(PROBLEM DESCRIPTION) Output all of the records exactly as written.

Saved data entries
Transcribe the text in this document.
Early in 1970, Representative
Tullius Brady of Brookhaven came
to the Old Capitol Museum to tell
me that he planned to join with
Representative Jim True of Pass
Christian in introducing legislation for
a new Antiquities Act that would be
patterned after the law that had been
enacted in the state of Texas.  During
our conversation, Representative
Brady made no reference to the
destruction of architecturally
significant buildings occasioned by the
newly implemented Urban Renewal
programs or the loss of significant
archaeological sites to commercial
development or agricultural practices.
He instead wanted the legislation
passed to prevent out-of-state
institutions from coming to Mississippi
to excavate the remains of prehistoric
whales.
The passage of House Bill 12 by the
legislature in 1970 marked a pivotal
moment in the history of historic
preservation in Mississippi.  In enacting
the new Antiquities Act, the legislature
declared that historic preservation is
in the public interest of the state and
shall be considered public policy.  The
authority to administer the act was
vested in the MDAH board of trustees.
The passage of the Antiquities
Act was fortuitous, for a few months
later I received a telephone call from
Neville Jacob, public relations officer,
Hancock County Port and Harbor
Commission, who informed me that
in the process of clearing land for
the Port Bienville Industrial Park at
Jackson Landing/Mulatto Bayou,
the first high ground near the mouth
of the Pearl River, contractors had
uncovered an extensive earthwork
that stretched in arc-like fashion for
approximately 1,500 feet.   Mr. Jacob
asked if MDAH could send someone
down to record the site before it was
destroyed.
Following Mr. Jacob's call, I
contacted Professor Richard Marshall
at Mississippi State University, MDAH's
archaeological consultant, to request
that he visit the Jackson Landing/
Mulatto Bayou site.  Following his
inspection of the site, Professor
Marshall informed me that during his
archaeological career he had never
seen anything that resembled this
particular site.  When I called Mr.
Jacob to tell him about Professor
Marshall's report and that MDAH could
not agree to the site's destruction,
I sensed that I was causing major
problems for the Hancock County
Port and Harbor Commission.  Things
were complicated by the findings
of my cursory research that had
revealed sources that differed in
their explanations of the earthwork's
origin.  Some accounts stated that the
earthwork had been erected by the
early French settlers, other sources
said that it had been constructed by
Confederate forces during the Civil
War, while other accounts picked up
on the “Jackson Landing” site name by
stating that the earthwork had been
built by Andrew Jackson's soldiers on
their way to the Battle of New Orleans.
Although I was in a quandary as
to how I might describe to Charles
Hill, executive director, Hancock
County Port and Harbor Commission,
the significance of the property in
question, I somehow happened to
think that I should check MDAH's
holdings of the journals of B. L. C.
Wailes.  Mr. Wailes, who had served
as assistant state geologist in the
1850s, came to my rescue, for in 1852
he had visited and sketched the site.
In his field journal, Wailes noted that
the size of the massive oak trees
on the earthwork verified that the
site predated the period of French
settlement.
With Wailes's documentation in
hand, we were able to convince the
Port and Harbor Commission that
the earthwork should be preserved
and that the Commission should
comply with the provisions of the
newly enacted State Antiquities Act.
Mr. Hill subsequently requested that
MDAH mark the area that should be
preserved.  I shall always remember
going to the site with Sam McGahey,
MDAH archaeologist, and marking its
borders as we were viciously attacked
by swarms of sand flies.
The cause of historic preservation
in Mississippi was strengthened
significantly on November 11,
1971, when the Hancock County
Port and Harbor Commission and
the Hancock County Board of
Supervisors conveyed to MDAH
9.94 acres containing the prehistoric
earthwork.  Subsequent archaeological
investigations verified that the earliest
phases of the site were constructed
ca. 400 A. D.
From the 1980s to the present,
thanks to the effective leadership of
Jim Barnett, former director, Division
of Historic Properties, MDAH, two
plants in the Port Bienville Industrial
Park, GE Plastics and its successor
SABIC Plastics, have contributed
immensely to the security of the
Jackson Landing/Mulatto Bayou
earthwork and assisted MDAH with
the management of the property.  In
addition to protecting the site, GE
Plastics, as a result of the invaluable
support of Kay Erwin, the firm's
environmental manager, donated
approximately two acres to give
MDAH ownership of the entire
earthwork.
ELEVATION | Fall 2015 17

(RESPONSE BELOW)
Transcribe the text in this document.
Early in 1970, Representative
Tullius Brady of Brookhaven came
to the Old Capitol Museum to tell
me that he planned to join with
Representative Jim True of Pass
Christian in introducing legislation for
a new Antiquities Act that would be
patterned after the law that had been
enacted in the state of Texas.  During
our conversation, Representative
Brady made no reference to the
destruction of architecturally
significant buildings occasioned by the
newly implemented Urban Renewal
programs or the loss of significant
archaeological sites to commercial
development or agricultural practices.
He instead wanted the legislation
passed to prevent out-of-state
institutions from coming to Mississippi
to excavate the remains of prehistoric
whales.
The passage of House Bill 12 by the
legislature in 1970 marked a pivotal
moment in the history of historic
preservation in Mississippi.  In enacting
the new Antiquities Act, the legislature
declared that historic preservation is
in the public interest of the state and
shall be considered public policy.  The
authority to administer the act was
vested in the MDAH board of trustees.
The passage of the Antiquities
Act was fortuitous, for a few months
later I received a telephone call from
Neville Jacob, public relations officer,
Hancock County Port and Harbor
Commission, who informed me that
in the process of clearing land for
the Port Bienville Industrial Park at
Jackson Landing/Mulatto Bayou,
the first high ground near the mouth
of the Pearl River, contractors had
uncovered an extensive earthwork
that stretched in arc-like fashion for
approximately 1,500 feet.   Mr. Jacob
asked if MDAH could send someone
down to record the site before it was
destroyed.
Following Mr. Jacob's call, I
contacted Professor Richard Marshall
at Mississippi State University, MDAH's
archaeological consultant, to request
that he visit the Jackson Landing/
Mulatto Bayou site.  Following his
inspection of the site, Professor
Marshall informed me that during his
archaeological career he had never
seen anything that resembled this
particular site.  When I called Mr.
Jacob to tell him about Professor
Marshall's report and that MDAH could
not agree to the site's destruction,
I sensed that I was causing major
problems for the Hancock County
Port and Harbor Commission.  Things
were complicated by the findings
of my cursory research that had
revealed sources that differed in
their explanations of the earthwork's
origin.  Some accounts stated that the
earthwork had been erected by the
early French settlers, other sources
said that it had been constructed by
Confederate forces during the Civil
War, while other accounts picked up
on the “Jackson Landing” site name by
stating that the earthwork had been
built by Andrew Jackson's soldiers on
their way to the Battle of New Orleans.
Although I was in a quandary as
to how I might describe to Charles
Hill, executive director, Hancock
County Port and Harbor Commission,
the significance of the property in
question, I somehow happened to
think that I should check MDAH's
holdings of the journals of B. L. C.
Wailes.  Mr. Wailes, who had served
as assistant state geologist in the
1850s, came to my rescue, for in 1852
he had visited and sketched the site.
In his field journal, Wailes noted that
the size of the massive oak trees
on the earthwork verified that the
site predated the period of French
settlement.
With Wailes's documentation in
hand, we were able to convince the
Port and Harbor Commission that
the earthwork should be preserved
and that the Commission should
comply with the provisions of the
newly enacted State Antiquities Act.
Mr. Hill subsequently requested that
MDAH mark the area that should be
preserved.  I shall always remember
going to the site with Sam McGahey,
MDAH archaeologist, and marking its
borders as we were viciously attacked
by swarms of sand flies.
The cause of historic preservation
in Mississippi was strengthened
significantly on November 11,
1971, when the Hancock County
Port and Harbor Commission and
the Hancock County Board of
Supervisors conveyed to MDAH
9.94 acres containing the prehistoric
earthwork.  Subsequent archaeological
investigations verified that the earliest
phases of the site were constructed
ca. 400 A. D.
From the 1980s to the present,
thanks to the effective leadership of
Jim Barnett, former director, Division
of Historic Properties, MDAH, two
plants in the Port Bienville Industrial
Park, GE Plastics and its successor
SABIC Plastics, have contributed
immensely to the security of the
Jackson Landing/Mulatto Bayou
earthwork and assisted MDAH with
the management of the property.  In
addition to protecting the site, GE
Plastics, as a result of the invaluable
support of Kay Erwin, the firm's
environmental manager, donated
approximately two acres to give
MDAH ownership of the entire
earthwork.
ELEVATION | Fall 2015 17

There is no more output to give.